*REQUIRED WORK:* Write the entries out again exactly as they stand, but without the pictures.

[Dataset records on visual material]
⁂

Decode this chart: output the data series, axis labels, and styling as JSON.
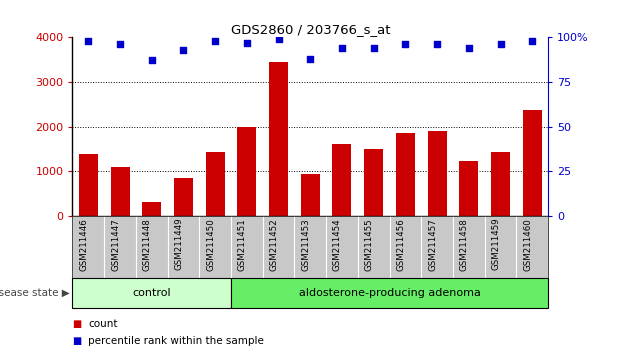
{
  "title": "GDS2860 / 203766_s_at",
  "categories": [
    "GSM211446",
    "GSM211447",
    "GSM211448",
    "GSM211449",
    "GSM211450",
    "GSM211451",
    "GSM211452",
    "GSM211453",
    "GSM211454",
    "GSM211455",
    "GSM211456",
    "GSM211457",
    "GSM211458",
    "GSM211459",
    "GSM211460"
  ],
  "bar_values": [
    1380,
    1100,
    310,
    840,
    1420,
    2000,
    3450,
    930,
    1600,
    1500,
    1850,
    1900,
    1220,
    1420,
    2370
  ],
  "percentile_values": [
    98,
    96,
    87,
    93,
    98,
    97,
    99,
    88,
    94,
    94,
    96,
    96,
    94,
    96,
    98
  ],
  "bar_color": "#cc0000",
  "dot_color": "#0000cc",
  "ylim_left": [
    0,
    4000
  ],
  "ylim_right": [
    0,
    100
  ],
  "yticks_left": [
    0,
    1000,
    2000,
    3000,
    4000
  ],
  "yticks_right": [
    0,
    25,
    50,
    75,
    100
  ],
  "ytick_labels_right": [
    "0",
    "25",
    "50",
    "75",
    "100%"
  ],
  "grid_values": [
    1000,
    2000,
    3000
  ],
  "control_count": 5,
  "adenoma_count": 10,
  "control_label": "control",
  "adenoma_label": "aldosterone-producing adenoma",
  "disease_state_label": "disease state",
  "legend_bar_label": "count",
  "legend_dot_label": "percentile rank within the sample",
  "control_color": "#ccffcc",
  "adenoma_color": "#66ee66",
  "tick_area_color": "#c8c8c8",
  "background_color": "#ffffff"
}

⁂

*SOLVED EXERCISE:*
Decode this chart: output the data series, axis labels, and styling as JSON.
{
  "title": "GDS2860 / 203766_s_at",
  "categories": [
    "GSM211446",
    "GSM211447",
    "GSM211448",
    "GSM211449",
    "GSM211450",
    "GSM211451",
    "GSM211452",
    "GSM211453",
    "GSM211454",
    "GSM211455",
    "GSM211456",
    "GSM211457",
    "GSM211458",
    "GSM211459",
    "GSM211460"
  ],
  "bar_values": [
    1380,
    1100,
    310,
    840,
    1420,
    2000,
    3450,
    930,
    1600,
    1500,
    1850,
    1900,
    1220,
    1420,
    2370
  ],
  "percentile_values": [
    98,
    96,
    87,
    93,
    98,
    97,
    99,
    88,
    94,
    94,
    96,
    96,
    94,
    96,
    98
  ],
  "bar_color": "#cc0000",
  "dot_color": "#0000cc",
  "ylim_left": [
    0,
    4000
  ],
  "ylim_right": [
    0,
    100
  ],
  "yticks_left": [
    0,
    1000,
    2000,
    3000,
    4000
  ],
  "yticks_right": [
    0,
    25,
    50,
    75,
    100
  ],
  "ytick_labels_right": [
    "0",
    "25",
    "50",
    "75",
    "100%"
  ],
  "grid_values": [
    1000,
    2000,
    3000
  ],
  "control_count": 5,
  "adenoma_count": 10,
  "control_label": "control",
  "adenoma_label": "aldosterone-producing adenoma",
  "disease_state_label": "disease state",
  "legend_bar_label": "count",
  "legend_dot_label": "percentile rank within the sample",
  "control_color": "#ccffcc",
  "adenoma_color": "#66ee66",
  "tick_area_color": "#c8c8c8",
  "background_color": "#ffffff"
}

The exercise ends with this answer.